— Start —

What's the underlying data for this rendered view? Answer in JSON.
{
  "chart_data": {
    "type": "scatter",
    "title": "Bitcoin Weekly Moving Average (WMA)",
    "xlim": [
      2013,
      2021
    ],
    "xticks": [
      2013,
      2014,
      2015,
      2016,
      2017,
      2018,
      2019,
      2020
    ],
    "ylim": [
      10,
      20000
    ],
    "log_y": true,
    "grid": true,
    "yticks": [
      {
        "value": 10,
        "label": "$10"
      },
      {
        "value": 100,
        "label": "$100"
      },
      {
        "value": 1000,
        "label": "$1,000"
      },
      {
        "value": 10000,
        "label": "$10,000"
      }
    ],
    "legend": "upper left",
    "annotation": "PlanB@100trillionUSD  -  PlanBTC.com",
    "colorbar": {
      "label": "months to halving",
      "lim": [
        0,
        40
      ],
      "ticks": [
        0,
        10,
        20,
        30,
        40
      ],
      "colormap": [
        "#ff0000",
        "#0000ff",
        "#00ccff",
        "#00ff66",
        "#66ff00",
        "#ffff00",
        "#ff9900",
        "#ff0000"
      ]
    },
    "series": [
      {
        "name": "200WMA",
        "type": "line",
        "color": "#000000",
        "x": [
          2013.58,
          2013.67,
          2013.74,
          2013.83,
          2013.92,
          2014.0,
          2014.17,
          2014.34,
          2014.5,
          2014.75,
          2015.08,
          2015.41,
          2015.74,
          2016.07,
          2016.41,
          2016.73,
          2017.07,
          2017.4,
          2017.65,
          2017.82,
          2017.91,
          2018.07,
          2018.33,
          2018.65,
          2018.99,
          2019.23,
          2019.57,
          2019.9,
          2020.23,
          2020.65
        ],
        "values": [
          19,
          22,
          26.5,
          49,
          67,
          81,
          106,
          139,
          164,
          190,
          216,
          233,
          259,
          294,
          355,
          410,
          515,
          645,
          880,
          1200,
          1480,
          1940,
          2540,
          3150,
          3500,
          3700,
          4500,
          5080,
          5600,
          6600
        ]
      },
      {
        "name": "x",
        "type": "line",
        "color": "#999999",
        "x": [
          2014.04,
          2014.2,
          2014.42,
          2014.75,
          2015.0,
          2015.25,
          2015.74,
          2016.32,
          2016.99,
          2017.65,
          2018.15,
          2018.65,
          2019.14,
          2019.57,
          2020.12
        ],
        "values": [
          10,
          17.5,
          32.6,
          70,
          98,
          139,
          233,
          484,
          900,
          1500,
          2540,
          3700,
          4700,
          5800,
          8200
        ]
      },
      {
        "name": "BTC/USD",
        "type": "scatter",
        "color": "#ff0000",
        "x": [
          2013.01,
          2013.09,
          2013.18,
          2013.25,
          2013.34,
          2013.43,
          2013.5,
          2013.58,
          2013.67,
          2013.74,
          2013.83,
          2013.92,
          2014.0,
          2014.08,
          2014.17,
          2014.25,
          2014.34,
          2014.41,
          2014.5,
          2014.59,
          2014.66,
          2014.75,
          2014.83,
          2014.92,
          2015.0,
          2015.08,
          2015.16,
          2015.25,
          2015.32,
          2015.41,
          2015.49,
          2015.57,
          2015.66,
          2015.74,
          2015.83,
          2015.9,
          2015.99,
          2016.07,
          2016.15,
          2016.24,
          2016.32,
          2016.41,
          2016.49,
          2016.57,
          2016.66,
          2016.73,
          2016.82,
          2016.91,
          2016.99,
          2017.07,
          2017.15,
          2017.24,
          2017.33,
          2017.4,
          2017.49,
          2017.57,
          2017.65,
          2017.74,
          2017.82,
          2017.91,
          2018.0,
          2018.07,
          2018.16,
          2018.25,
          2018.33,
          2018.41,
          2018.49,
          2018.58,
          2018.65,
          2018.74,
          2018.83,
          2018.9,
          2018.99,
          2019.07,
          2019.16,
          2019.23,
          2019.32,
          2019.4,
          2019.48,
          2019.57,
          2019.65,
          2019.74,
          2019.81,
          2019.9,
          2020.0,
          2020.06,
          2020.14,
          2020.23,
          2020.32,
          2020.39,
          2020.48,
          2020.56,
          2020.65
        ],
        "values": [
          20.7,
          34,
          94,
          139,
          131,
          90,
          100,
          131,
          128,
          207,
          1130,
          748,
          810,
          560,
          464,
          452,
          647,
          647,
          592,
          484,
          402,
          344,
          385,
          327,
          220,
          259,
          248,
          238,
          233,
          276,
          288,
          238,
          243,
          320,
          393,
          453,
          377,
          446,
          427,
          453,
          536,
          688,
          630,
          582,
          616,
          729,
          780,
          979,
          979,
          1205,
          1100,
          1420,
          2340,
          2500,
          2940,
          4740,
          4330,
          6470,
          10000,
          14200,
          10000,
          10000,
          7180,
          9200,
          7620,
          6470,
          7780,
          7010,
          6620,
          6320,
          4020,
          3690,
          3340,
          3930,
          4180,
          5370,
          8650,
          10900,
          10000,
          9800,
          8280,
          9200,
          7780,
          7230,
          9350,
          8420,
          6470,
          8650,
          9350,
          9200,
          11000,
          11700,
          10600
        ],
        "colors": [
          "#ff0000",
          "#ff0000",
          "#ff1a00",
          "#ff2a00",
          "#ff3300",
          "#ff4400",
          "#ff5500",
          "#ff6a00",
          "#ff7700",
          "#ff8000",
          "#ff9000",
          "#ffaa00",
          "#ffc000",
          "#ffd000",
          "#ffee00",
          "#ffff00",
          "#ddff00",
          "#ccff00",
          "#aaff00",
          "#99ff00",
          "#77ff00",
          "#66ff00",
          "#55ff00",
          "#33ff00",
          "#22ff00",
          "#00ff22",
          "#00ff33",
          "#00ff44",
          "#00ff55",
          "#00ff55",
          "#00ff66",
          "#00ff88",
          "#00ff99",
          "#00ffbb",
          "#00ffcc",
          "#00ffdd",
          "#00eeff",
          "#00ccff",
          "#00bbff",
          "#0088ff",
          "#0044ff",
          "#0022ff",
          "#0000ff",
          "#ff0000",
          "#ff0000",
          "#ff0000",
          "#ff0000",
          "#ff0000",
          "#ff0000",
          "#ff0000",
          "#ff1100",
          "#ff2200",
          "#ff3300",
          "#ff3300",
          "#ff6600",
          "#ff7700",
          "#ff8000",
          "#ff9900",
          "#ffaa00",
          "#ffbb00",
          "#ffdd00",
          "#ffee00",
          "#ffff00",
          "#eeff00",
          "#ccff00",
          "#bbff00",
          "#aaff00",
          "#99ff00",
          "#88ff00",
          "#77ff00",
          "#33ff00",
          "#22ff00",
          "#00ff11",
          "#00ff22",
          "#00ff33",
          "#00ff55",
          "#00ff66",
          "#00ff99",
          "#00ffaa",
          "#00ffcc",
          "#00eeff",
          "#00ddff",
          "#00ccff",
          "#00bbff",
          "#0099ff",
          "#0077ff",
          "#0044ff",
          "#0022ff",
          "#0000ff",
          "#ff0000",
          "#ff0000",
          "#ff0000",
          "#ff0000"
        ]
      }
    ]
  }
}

— End —

▶ [What you are asked to do] The lines above should be duplicated exactly.

▶ [Correct result]
What's the underlying data for this rendered view? Answer in JSON.
{
  "chart_data": {
    "type": "scatter",
    "title": "Bitcoin Weekly Moving Average (WMA)",
    "xlim": [
      2013,
      2021
    ],
    "xticks": [
      2013,
      2014,
      2015,
      2016,
      2017,
      2018,
      2019,
      2020
    ],
    "ylim": [
      10,
      20000
    ],
    "log_y": true,
    "grid": true,
    "yticks": [
      {
        "value": 10,
        "label": "$10"
      },
      {
        "value": 100,
        "label": "$100"
      },
      {
        "value": 1000,
        "label": "$1,000"
      },
      {
        "value": 10000,
        "label": "$10,000"
      }
    ],
    "legend": "upper left",
    "annotation": "PlanB@100trillionUSD  -  PlanBTC.com",
    "colorbar": {
      "label": "months to halving",
      "lim": [
        0,
        40
      ],
      "ticks": [
        0,
        10,
        20,
        30,
        40
      ],
      "colormap": [
        "#ff0000",
        "#0000ff",
        "#00ccff",
        "#00ff66",
        "#66ff00",
        "#ffff00",
        "#ff9900",
        "#ff0000"
      ]
    },
    "series": [
      {
        "name": "200WMA",
        "type": "line",
        "color": "#000000",
        "x": [
          2013.58,
          2013.67,
          2013.74,
          2013.83,
          2013.92,
          2014.0,
          2014.17,
          2014.34,
          2014.5,
          2014.75,
          2015.08,
          2015.41,
          2015.74,
          2016.07,
          2016.41,
          2016.73,
          2017.07,
          2017.4,
          2017.65,
          2017.82,
          2017.91,
          2018.07,
          2018.33,
          2018.65,
          2018.99,
          2019.23,
          2019.57,
          2019.9,
          2020.23,
          2020.65
        ],
        "values": [
          19,
          22,
          26.5,
          49,
          67,
          81,
          106,
          139,
          164,
          190,
          216,
          233,
          259,
          294,
          355,
          410,
          515,
          645,
          880,
          1200,
          1480,
          1940,
          2540,
          3150,
          3500,
          3700,
          4500,
          5080,
          5600,
          6600
        ]
      },
      {
        "name": "x",
        "type": "line",
        "color": "#999999",
        "x": [
          2014.04,
          2014.2,
          2014.42,
          2014.75,
          2015.0,
          2015.25,
          2015.74,
          2016.32,
          2016.99,
          2017.65,
          2018.15,
          2018.65,
          2019.14,
          2019.57,
          2020.12
        ],
        "values": [
          10,
          17.5,
          32.6,
          70,
          98,
          139,
          233,
          484,
          900,
          1500,
          2540,
          3700,
          4700,
          5800,
          8200
        ]
      },
      {
        "name": "BTC/USD",
        "type": "scatter",
        "color": "#ff0000",
        "x": [
          2013.01,
          2013.09,
          2013.18,
          2013.25,
          2013.34,
          2013.43,
          2013.5,
          2013.58,
          2013.67,
          2013.74,
          2013.83,
          2013.92,
          2014.0,
          2014.08,
          2014.17,
          2014.25,
          2014.34,
          2014.41,
          2014.5,
          2014.59,
          2014.66,
          2014.75,
          2014.83,
          2014.92,
          2015.0,
          2015.08,
          2015.16,
          2015.25,
          2015.32,
          2015.41,
          2015.49,
          2015.57,
          2015.66,
          2015.74,
          2015.83,
          2015.9,
          2015.99,
          2016.07,
          2016.15,
          2016.24,
          2016.32,
          2016.41,
          2016.49,
          2016.57,
          2016.66,
          2016.73,
          2016.82,
          2016.91,
          2016.99,
          2017.07,
          2017.15,
          2017.24,
          2017.33,
          2017.4,
          2017.49,
          2017.57,
          2017.65,
          2017.74,
          2017.82,
          2017.91,
          2018.0,
          2018.07,
          2018.16,
          2018.25,
          2018.33,
          2018.41,
          2018.49,
          2018.58,
          2018.65,
          2018.74,
          2018.83,
          2018.9,
          2018.99,
          2019.07,
          2019.16,
          2019.23,
          2019.32,
          2019.4,
          2019.48,
          2019.57,
          2019.65,
          2019.74,
          2019.81,
          2019.9,
          2020.0,
          2020.06,
          2020.14,
          2020.23,
          2020.32,
          2020.39,
          2020.48,
          2020.56,
          2020.65
        ],
        "values": [
          20.7,
          34,
          94,
          139,
          131,
          90,
          100,
          131,
          128,
          207,
          1130,
          748,
          810,
          560,
          464,
          452,
          647,
          647,
          592,
          484,
          402,
          344,
          385,
          327,
          220,
          259,
          248,
          238,
          233,
          276,
          288,
          238,
          243,
          320,
          393,
          453,
          377,
          446,
          427,
          453,
          536,
          688,
          630,
          582,
          616,
          729,
          780,
          979,
          979,
          1205,
          1100,
          1420,
          2340,
          2500,
          2940,
          4740,
          4330,
          6470,
          10000,
          14200,
          10000,
          10000,
          7180,
          9200,
          7620,
          6470,
          7780,
          7010,
          6620,
          6320,
          4020,
          3690,
          3340,
          3930,
          4180,
          5370,
          8650,
          10900,
          10000,
          9800,
          8280,
          9200,
          7780,
          7230,
          9350,
          8420,
          6470,
          8650,
          9350,
          9200,
          11000,
          11700,
          10600
        ],
        "colors": [
          "#ff0000",
          "#ff0000",
          "#ff1a00",
          "#ff2a00",
          "#ff3300",
          "#ff4400",
          "#ff5500",
          "#ff6a00",
          "#ff7700",
          "#ff8000",
          "#ff9000",
          "#ffaa00",
          "#ffc000",
          "#ffd000",
          "#ffee00",
          "#ffff00",
          "#ddff00",
          "#ccff00",
          "#aaff00",
          "#99ff00",
          "#77ff00",
          "#66ff00",
          "#55ff00",
          "#33ff00",
          "#22ff00",
          "#00ff22",
          "#00ff33",
          "#00ff44",
          "#00ff55",
          "#00ff55",
          "#00ff66",
          "#00ff88",
          "#00ff99",
          "#00ffbb",
          "#00ffcc",
          "#00ffdd",
          "#00eeff",
          "#00ccff",
          "#00bbff",
          "#0088ff",
          "#0044ff",
          "#0022ff",
          "#0000ff",
          "#ff0000",
          "#ff0000",
          "#ff0000",
          "#ff0000",
          "#ff0000",
          "#ff0000",
          "#ff0000",
          "#ff1100",
          "#ff2200",
          "#ff3300",
          "#ff3300",
          "#ff6600",
          "#ff7700",
          "#ff8000",
          "#ff9900",
          "#ffaa00",
          "#ffbb00",
          "#ffdd00",
          "#ffee00",
          "#ffff00",
          "#eeff00",
          "#ccff00",
          "#bbff00",
          "#aaff00",
          "#99ff00",
          "#88ff00",
          "#77ff00",
          "#33ff00",
          "#22ff00",
          "#00ff11",
          "#00ff22",
          "#00ff33",
          "#00ff55",
          "#00ff66",
          "#00ff99",
          "#00ffaa",
          "#00ffcc",
          "#00eeff",
          "#00ddff",
          "#00ccff",
          "#00bbff",
          "#0099ff",
          "#0077ff",
          "#0044ff",
          "#0022ff",
          "#0000ff",
          "#ff0000",
          "#ff0000",
          "#ff0000",
          "#ff0000"
        ]
      }
    ]
  }
}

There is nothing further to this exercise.